Retype the material below line for line, without changing a single character.

- - - -

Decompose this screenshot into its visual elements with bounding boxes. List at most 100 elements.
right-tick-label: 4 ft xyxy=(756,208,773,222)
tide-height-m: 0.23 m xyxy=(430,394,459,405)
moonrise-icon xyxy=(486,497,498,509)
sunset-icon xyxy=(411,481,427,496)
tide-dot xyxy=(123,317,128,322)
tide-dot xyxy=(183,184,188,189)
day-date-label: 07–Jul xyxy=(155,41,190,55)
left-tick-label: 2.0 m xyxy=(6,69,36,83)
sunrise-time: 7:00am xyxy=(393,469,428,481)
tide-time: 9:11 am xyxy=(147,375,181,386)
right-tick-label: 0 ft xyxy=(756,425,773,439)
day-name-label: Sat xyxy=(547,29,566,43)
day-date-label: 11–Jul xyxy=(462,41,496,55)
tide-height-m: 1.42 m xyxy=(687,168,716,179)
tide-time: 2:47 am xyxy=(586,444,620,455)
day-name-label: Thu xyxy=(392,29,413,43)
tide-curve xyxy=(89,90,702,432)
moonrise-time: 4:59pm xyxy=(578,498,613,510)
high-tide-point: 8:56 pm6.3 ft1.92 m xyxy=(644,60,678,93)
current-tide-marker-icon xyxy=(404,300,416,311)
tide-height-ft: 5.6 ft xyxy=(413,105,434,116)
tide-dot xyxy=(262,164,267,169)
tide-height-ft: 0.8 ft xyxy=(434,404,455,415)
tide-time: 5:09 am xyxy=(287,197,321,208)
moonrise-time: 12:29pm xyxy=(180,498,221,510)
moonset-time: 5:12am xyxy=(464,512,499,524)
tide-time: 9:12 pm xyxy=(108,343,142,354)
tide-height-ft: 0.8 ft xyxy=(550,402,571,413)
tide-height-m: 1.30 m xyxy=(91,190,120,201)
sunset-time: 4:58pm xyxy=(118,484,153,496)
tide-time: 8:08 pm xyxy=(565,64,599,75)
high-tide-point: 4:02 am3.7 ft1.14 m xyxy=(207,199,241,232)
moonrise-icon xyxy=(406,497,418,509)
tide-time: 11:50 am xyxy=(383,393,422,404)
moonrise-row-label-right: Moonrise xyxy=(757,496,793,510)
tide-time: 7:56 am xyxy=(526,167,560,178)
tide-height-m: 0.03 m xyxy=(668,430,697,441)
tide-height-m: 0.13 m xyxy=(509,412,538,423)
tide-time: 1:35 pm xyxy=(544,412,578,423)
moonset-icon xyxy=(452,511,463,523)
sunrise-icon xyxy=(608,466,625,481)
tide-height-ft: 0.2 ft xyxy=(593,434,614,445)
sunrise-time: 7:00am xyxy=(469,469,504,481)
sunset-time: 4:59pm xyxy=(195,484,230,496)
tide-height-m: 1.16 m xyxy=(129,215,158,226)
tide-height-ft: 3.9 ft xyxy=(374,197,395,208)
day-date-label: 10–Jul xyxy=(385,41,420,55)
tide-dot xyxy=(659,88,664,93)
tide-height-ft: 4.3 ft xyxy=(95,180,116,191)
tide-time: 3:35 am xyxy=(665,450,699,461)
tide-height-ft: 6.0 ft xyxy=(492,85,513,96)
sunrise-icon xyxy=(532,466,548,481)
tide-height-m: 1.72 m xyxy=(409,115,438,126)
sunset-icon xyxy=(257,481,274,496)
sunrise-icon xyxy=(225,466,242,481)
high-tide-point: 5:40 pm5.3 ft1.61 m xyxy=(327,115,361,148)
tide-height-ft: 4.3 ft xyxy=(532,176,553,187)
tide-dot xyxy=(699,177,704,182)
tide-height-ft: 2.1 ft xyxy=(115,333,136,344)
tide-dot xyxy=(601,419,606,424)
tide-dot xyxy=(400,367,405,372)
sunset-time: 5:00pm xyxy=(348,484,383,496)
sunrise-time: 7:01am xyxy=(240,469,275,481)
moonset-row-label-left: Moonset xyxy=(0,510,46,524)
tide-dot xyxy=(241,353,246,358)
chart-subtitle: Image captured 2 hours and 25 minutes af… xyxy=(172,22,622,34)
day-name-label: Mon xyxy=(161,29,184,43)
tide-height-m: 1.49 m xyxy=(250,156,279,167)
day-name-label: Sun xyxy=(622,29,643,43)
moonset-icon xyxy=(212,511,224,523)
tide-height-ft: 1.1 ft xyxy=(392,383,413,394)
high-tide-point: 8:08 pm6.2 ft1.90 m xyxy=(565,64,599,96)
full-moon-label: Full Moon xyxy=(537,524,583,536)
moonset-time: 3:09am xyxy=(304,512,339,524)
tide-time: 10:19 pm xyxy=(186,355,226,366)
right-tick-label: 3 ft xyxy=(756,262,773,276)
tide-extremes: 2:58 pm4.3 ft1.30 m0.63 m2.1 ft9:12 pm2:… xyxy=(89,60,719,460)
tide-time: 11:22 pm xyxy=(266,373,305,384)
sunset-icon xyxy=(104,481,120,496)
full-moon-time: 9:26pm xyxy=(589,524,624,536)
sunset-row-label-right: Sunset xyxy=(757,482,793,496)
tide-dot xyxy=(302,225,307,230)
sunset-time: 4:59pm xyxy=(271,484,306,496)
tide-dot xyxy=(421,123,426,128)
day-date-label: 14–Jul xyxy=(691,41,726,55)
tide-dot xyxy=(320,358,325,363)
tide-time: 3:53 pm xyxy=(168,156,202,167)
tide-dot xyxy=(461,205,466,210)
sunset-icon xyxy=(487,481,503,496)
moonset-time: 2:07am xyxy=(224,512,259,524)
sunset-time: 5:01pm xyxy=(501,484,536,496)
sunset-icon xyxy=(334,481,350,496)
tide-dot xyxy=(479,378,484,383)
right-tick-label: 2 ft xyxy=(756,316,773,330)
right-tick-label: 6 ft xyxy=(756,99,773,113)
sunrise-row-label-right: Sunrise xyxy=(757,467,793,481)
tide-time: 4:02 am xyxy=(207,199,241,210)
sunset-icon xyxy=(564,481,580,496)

- - - -

- [FINISHED ANSWER]:
Decompose this screenshot into its visual elements with bounding boxes. List at most 100 elements.
right-tick-label: 4 ft xyxy=(756,208,773,222)
tide-height-m: 0.23 m xyxy=(430,394,459,405)
moonrise-icon xyxy=(486,497,498,509)
sunset-icon xyxy=(411,481,427,496)
tide-dot xyxy=(123,317,128,322)
tide-dot xyxy=(183,184,188,189)
day-date-label: 07–Jul xyxy=(155,41,190,55)
left-tick-label: 2.0 m xyxy=(6,69,36,83)
sunrise-time: 7:00am xyxy=(393,469,428,481)
tide-time: 9:11 am xyxy=(147,375,181,386)
right-tick-label: 0 ft xyxy=(756,425,773,439)
day-name-label: Sat xyxy=(547,29,566,43)
day-date-label: 11–Jul xyxy=(462,41,496,55)
tide-height-m: 1.42 m xyxy=(687,168,716,179)
tide-time: 2:47 am xyxy=(586,444,620,455)
day-name-label: Thu xyxy=(392,29,413,43)
tide-curve xyxy=(89,90,702,432)
moonrise-time: 4:59pm xyxy=(578,498,613,510)
high-tide-point: 8:56 pm6.3 ft1.92 m xyxy=(644,60,678,93)
current-tide-marker-icon xyxy=(404,300,416,311)
tide-height-ft: 5.6 ft xyxy=(413,105,434,116)
tide-dot xyxy=(262,164,267,169)
tide-height-ft: 0.8 ft xyxy=(434,404,455,415)
tide-time: 5:09 am xyxy=(287,197,321,208)
moonrise-time: 12:29pm xyxy=(180,498,221,510)
moonset-time: 5:12am xyxy=(464,512,499,524)
tide-time: 9:12 pm xyxy=(108,343,142,354)
tide-height-ft: 0.8 ft xyxy=(550,402,571,413)
tide-height-m: 1.30 m xyxy=(91,190,120,201)
sunset-time: 4:58pm xyxy=(118,484,153,496)
tide-time: 8:08 pm xyxy=(565,64,599,75)
high-tide-point: 4:02 am3.7 ft1.14 m xyxy=(207,199,241,232)
moonrise-icon xyxy=(406,497,418,509)
tide-time: 11:50 am xyxy=(383,393,422,404)
moonrise-row-label-right: Moonrise xyxy=(757,496,793,510)
tide-time: 7:56 am xyxy=(526,167,560,178)
tide-height-m: 0.03 m xyxy=(668,430,697,441)
tide-height-m: 0.13 m xyxy=(509,412,538,423)
tide-time: 1:35 pm xyxy=(544,412,578,423)
moonset-icon xyxy=(452,511,463,523)
sunrise-icon xyxy=(608,466,625,481)
tide-height-ft: 0.2 ft xyxy=(593,434,614,445)
sunrise-time: 7:00am xyxy=(469,469,504,481)
sunset-time: 4:59pm xyxy=(195,484,230,496)
tide-height-m: 1.16 m xyxy=(129,215,158,226)
tide-height-ft: 3.9 ft xyxy=(374,197,395,208)
day-date-label: 10–Jul xyxy=(385,41,420,55)
tide-dot xyxy=(659,88,664,93)
tide-height-ft: 4.3 ft xyxy=(95,180,116,191)
tide-time: 3:35 am xyxy=(665,450,699,461)
tide-height-ft: 6.0 ft xyxy=(492,85,513,96)
sunrise-icon xyxy=(532,466,548,481)
tide-height-m: 1.72 m xyxy=(409,115,438,126)
sunset-icon xyxy=(257,481,274,496)
sunrise-icon xyxy=(225,466,242,481)
high-tide-point: 5:40 pm5.3 ft1.61 m xyxy=(327,115,361,148)
tide-height-ft: 4.3 ft xyxy=(532,176,553,187)
tide-dot xyxy=(699,177,704,182)
tide-height-ft: 2.1 ft xyxy=(115,333,136,344)
tide-dot xyxy=(601,419,606,424)
tide-dot xyxy=(400,367,405,372)
sunset-time: 5:00pm xyxy=(348,484,383,496)
sunrise-time: 7:01am xyxy=(240,469,275,481)
moonset-row-label-left: Moonset xyxy=(0,510,46,524)
tide-dot xyxy=(241,353,246,358)
chart-subtitle: Image captured 2 hours and 25 minutes af… xyxy=(172,22,622,34)
day-name-label: Mon xyxy=(161,29,184,43)
tide-height-m: 1.49 m xyxy=(250,156,279,167)
day-name-label: Sun xyxy=(622,29,643,43)
moonset-icon xyxy=(212,511,224,523)
tide-height-ft: 1.1 ft xyxy=(392,383,413,394)
high-tide-point: 8:08 pm6.2 ft1.90 m xyxy=(565,64,599,96)
full-moon-label: Full Moon xyxy=(537,524,583,536)
moonset-time: 3:09am xyxy=(304,512,339,524)
tide-time: 10:19 pm xyxy=(186,355,226,366)
right-tick-label: 3 ft xyxy=(756,262,773,276)
tide-extremes: 2:58 pm4.3 ft1.30 m0.63 m2.1 ft9:12 pm2:… xyxy=(89,60,719,460)
tide-time: 11:22 pm xyxy=(266,373,305,384)
sunset-icon xyxy=(104,481,120,496)
full-moon-time: 9:26pm xyxy=(589,524,624,536)
sunset-row-label-right: Sunset xyxy=(757,482,793,496)
tide-dot xyxy=(302,225,307,230)
sunset-time: 4:59pm xyxy=(271,484,306,496)
tide-dot xyxy=(421,123,426,128)
day-date-label: 14–Jul xyxy=(691,41,726,55)
tide-dot xyxy=(320,358,325,363)
tide-time: 3:53 pm xyxy=(168,156,202,167)
tide-dot xyxy=(461,205,466,210)
sunset-icon xyxy=(487,481,503,496)
moonset-time: 2:07am xyxy=(224,512,259,524)
sunset-time: 5:01pm xyxy=(501,484,536,496)
sunset-icon xyxy=(334,481,350,496)
tide-dot xyxy=(479,378,484,383)
right-tick-label: 2 ft xyxy=(756,316,773,330)
right-tick-label: 6 ft xyxy=(756,99,773,113)
sunrise-row-label-right: Sunrise xyxy=(757,467,793,481)
tide-time: 4:02 am xyxy=(207,199,241,210)
sunset-icon xyxy=(564,481,580,496)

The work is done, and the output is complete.